# Start of Given entries

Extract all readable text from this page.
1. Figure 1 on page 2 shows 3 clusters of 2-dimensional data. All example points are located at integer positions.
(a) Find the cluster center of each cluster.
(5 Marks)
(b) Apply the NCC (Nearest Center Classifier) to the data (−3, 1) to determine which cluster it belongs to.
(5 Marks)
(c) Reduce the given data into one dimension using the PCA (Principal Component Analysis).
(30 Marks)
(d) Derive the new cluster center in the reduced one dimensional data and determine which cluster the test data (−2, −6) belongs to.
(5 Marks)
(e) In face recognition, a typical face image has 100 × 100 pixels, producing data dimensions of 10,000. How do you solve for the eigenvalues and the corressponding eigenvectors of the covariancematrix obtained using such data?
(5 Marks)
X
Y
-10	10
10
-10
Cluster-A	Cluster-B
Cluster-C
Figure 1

# End of Given entries

**Exercise task:** Your task is to reproduce the whole listing exactly.

**Answer to the task:**
Extract all readable text from this page.
1. Figure 1 on page 2 shows 3 clusters of 2-dimensional data. All example points are located at integer positions.
(a) Find the cluster center of each cluster.
(5 Marks)
(b) Apply the NCC (Nearest Center Classifier) to the data (−3, 1) to determine which cluster it belongs to.
(5 Marks)
(c) Reduce the given data into one dimension using the PCA (Principal Component Analysis).
(30 Marks)
(d) Derive the new cluster center in the reduced one dimensional data and determine which cluster the test data (−2, −6) belongs to.
(5 Marks)
(e) In face recognition, a typical face image has 100 × 100 pixels, producing data dimensions of 10,000. How do you solve for the eigenvalues and the corressponding eigenvectors of the covariancematrix obtained using such data?
(5 Marks)
X
Y
-10	10
10
-10
Cluster-A	Cluster-B
Cluster-C
Figure 1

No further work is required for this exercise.